What the exercise asks
Print the data below verbatim, every line of it, but omit the picture placeholders.
-------
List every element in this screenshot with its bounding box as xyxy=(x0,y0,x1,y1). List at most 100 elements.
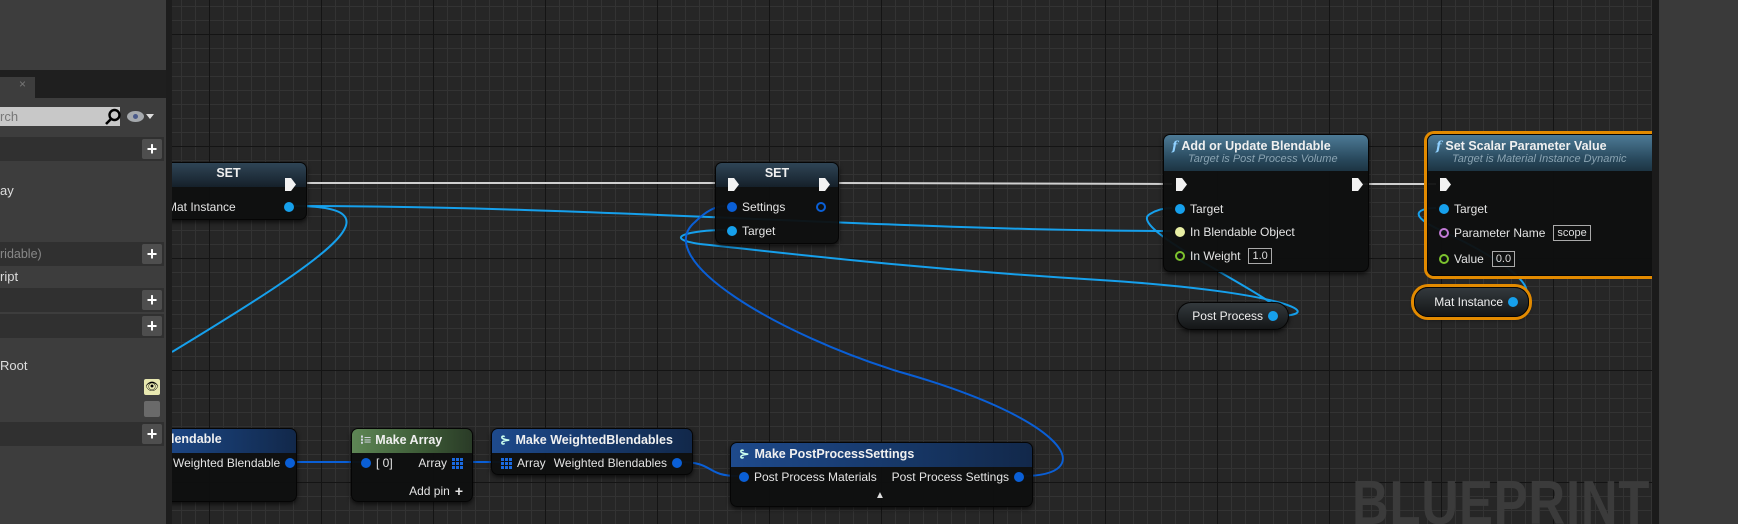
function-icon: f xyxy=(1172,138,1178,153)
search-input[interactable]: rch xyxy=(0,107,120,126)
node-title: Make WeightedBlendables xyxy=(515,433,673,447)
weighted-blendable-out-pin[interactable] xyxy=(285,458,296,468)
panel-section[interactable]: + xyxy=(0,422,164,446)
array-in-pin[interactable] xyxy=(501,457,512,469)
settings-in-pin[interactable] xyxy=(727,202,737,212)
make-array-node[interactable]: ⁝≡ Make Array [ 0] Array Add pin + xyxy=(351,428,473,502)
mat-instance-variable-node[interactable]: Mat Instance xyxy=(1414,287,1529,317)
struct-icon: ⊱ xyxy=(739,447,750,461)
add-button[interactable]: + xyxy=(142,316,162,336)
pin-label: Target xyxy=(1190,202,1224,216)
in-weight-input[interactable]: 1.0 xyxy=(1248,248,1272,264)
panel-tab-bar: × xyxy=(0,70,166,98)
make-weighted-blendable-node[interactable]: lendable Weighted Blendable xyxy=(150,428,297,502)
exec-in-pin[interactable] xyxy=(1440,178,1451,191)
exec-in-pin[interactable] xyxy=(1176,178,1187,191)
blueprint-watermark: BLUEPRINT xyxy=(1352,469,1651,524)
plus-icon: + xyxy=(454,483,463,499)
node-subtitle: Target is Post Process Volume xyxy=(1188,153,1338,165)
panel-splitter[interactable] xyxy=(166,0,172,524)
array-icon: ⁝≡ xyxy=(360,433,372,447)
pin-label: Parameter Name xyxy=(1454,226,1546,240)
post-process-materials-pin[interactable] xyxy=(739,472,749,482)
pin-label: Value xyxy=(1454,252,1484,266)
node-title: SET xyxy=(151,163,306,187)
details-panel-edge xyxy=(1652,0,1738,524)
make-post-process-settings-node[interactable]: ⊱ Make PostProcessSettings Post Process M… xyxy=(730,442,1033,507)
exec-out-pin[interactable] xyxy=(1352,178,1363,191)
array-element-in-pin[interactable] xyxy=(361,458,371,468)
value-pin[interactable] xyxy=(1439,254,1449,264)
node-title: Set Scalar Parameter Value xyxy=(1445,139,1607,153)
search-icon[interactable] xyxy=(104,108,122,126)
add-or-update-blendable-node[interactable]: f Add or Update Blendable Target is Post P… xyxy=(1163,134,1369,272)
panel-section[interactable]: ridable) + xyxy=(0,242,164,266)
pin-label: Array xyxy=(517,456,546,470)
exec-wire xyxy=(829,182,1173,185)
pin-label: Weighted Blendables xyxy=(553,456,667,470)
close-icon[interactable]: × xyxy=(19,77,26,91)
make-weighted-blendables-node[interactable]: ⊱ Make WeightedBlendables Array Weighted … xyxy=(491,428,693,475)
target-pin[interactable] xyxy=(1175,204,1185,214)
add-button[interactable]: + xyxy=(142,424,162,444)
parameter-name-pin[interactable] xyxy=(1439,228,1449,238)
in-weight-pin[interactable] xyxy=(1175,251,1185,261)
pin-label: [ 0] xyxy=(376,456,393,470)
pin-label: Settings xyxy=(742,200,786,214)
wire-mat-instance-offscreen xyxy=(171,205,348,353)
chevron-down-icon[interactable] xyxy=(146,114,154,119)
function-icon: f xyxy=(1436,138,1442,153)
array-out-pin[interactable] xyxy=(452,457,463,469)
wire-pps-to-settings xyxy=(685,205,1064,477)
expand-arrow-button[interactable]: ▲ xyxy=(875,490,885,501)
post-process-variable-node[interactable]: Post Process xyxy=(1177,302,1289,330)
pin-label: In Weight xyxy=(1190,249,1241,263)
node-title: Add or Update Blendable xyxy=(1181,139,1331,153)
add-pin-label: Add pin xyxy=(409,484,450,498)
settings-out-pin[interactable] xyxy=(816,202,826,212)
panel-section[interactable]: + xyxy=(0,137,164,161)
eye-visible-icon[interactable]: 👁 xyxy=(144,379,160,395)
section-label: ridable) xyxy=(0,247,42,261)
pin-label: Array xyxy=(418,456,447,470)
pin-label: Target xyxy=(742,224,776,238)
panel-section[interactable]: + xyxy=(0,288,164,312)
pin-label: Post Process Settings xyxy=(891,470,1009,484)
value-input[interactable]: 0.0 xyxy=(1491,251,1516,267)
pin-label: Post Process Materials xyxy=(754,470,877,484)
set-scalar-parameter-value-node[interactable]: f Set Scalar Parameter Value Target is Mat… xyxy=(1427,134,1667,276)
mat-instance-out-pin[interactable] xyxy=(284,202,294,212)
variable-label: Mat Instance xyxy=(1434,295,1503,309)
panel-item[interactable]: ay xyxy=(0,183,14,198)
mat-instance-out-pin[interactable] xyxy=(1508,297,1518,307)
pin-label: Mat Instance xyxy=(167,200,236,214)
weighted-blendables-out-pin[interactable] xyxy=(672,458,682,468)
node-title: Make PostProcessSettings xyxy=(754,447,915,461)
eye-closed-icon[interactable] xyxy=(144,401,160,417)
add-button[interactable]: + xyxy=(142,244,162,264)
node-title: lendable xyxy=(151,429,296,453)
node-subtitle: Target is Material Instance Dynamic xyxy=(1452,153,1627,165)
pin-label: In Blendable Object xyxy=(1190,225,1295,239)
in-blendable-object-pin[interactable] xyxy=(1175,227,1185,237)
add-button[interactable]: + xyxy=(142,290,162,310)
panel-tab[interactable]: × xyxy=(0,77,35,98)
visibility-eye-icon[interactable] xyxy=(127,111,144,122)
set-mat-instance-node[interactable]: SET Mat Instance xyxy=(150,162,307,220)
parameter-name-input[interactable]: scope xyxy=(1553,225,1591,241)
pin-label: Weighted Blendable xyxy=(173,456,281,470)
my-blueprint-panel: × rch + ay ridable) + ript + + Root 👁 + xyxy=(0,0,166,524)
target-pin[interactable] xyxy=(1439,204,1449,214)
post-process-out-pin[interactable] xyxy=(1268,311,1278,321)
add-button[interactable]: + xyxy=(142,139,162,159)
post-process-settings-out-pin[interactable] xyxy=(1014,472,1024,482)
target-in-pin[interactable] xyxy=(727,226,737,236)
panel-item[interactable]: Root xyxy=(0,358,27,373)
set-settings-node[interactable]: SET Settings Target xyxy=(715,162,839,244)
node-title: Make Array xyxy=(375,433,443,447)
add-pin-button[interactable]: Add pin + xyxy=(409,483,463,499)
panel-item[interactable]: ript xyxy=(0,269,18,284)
-------
Output
List every element in this screenshot with its bounding box as xyxy=(x0,y0,x1,y1). List at most 100 elements.
function-icon: f xyxy=(1172,138,1178,153)
search-input[interactable]: rch xyxy=(0,107,120,126)
node-title: Make WeightedBlendables xyxy=(515,433,673,447)
weighted-blendable-out-pin[interactable] xyxy=(285,458,296,468)
panel-section[interactable]: + xyxy=(0,422,164,446)
array-in-pin[interactable] xyxy=(501,457,512,469)
settings-in-pin[interactable] xyxy=(727,202,737,212)
make-array-node[interactable]: ⁝≡ Make Array [ 0] Array Add pin + xyxy=(351,428,473,502)
mat-instance-variable-node[interactable]: Mat Instance xyxy=(1414,287,1529,317)
struct-icon: ⊱ xyxy=(739,447,750,461)
add-button[interactable]: + xyxy=(142,316,162,336)
pin-label: Target xyxy=(1190,202,1224,216)
in-weight-input[interactable]: 1.0 xyxy=(1248,248,1272,264)
panel-tab-bar: × xyxy=(0,70,166,98)
make-weighted-blendable-node[interactable]: lendable Weighted Blendable xyxy=(150,428,297,502)
exec-in-pin[interactable] xyxy=(1440,178,1451,191)
exec-in-pin[interactable] xyxy=(1176,178,1187,191)
blueprint-watermark: BLUEPRINT xyxy=(1352,469,1651,524)
plus-icon: + xyxy=(454,483,463,499)
node-subtitle: Target is Post Process Volume xyxy=(1188,153,1338,165)
panel-splitter[interactable] xyxy=(166,0,172,524)
array-icon: ⁝≡ xyxy=(360,433,372,447)
pin-label: Parameter Name xyxy=(1454,226,1546,240)
post-process-materials-pin[interactable] xyxy=(739,472,749,482)
pin-label: Value xyxy=(1454,252,1484,266)
node-title: SET xyxy=(151,163,306,187)
details-panel-edge xyxy=(1652,0,1738,524)
make-post-process-settings-node[interactable]: ⊱ Make PostProcessSettings Post Process M… xyxy=(730,442,1033,507)
exec-out-pin[interactable] xyxy=(1352,178,1363,191)
array-element-in-pin[interactable] xyxy=(361,458,371,468)
value-pin[interactable] xyxy=(1439,254,1449,264)
node-title: Set Scalar Parameter Value xyxy=(1445,139,1607,153)
search-icon[interactable] xyxy=(104,108,122,126)
add-or-update-blendable-node[interactable]: f Add or Update Blendable Target is Post P… xyxy=(1163,134,1369,272)
panel-section[interactable]: ridable) + xyxy=(0,242,164,266)
pin-label: Array xyxy=(517,456,546,470)
exec-wire xyxy=(829,182,1173,185)
pin-label: Weighted Blendables xyxy=(553,456,667,470)
close-icon[interactable]: × xyxy=(19,77,26,91)
make-weighted-blendables-node[interactable]: ⊱ Make WeightedBlendables Array Weighted … xyxy=(491,428,693,475)
target-pin[interactable] xyxy=(1175,204,1185,214)
add-button[interactable]: + xyxy=(142,424,162,444)
parameter-name-pin[interactable] xyxy=(1439,228,1449,238)
in-weight-pin[interactable] xyxy=(1175,251,1185,261)
pin-label: [ 0] xyxy=(376,456,393,470)
pin-label: Settings xyxy=(742,200,786,214)
wire-mat-instance-offscreen xyxy=(171,205,348,353)
chevron-down-icon[interactable] xyxy=(146,114,154,119)
function-icon: f xyxy=(1436,138,1442,153)
array-out-pin[interactable] xyxy=(452,457,463,469)
wire-pps-to-settings xyxy=(685,205,1064,477)
expand-arrow-button[interactable]: ▲ xyxy=(875,490,885,501)
post-process-variable-node[interactable]: Post Process xyxy=(1177,302,1289,330)
pin-label: In Weight xyxy=(1190,249,1241,263)
node-title: Add or Update Blendable xyxy=(1181,139,1331,153)
add-pin-label: Add pin xyxy=(409,484,450,498)
settings-out-pin[interactable] xyxy=(816,202,826,212)
panel-section[interactable]: + xyxy=(0,137,164,161)
eye-visible-icon[interactable]: 👁 xyxy=(144,379,160,395)
section-label: ridable) xyxy=(0,247,42,261)
pin-label: Array xyxy=(418,456,447,470)
pin-label: Target xyxy=(742,224,776,238)
panel-section[interactable]: + xyxy=(0,288,164,312)
pin-label: Post Process Settings xyxy=(891,470,1009,484)
value-input[interactable]: 0.0 xyxy=(1491,251,1516,267)
pin-label: Post Process Materials xyxy=(754,470,877,484)
set-scalar-parameter-value-node[interactable]: f Set Scalar Parameter Value Target is Mat… xyxy=(1427,134,1667,276)
mat-instance-out-pin[interactable] xyxy=(284,202,294,212)
variable-label: Mat Instance xyxy=(1434,295,1503,309)
panel-item[interactable]: ay xyxy=(0,183,14,198)
mat-instance-out-pin[interactable] xyxy=(1508,297,1518,307)
pin-label: Mat Instance xyxy=(167,200,236,214)
weighted-blendables-out-pin[interactable] xyxy=(672,458,682,468)
node-title: Make PostProcessSettings xyxy=(754,447,915,461)
eye-closed-icon[interactable] xyxy=(144,401,160,417)
add-button[interactable]: + xyxy=(142,244,162,264)
node-title: lendable xyxy=(151,429,296,453)
node-subtitle: Target is Material Instance Dynamic xyxy=(1452,153,1627,165)
pin-label: In Blendable Object xyxy=(1190,225,1295,239)
in-blendable-object-pin[interactable] xyxy=(1175,227,1185,237)
add-button[interactable]: + xyxy=(142,290,162,310)
panel-tab[interactable]: × xyxy=(0,77,35,98)
visibility-eye-icon[interactable] xyxy=(127,111,144,122)
set-mat-instance-node[interactable]: SET Mat Instance xyxy=(150,162,307,220)
parameter-name-input[interactable]: scope xyxy=(1553,225,1591,241)
pin-label: Weighted Blendable xyxy=(173,456,281,470)
my-blueprint-panel: × rch + ay ridable) + ript + + Root 👁 + xyxy=(0,0,166,524)
target-pin[interactable] xyxy=(1439,204,1449,214)
post-process-out-pin[interactable] xyxy=(1268,311,1278,321)
add-button[interactable]: + xyxy=(142,139,162,159)
post-process-settings-out-pin[interactable] xyxy=(1014,472,1024,482)
target-in-pin[interactable] xyxy=(727,226,737,236)
panel-item[interactable]: Root xyxy=(0,358,27,373)
set-settings-node[interactable]: SET Settings Target xyxy=(715,162,839,244)
node-title: Make Array xyxy=(375,433,443,447)
add-pin-button[interactable]: Add pin + xyxy=(409,483,463,499)
panel-item[interactable]: ript xyxy=(0,269,18,284)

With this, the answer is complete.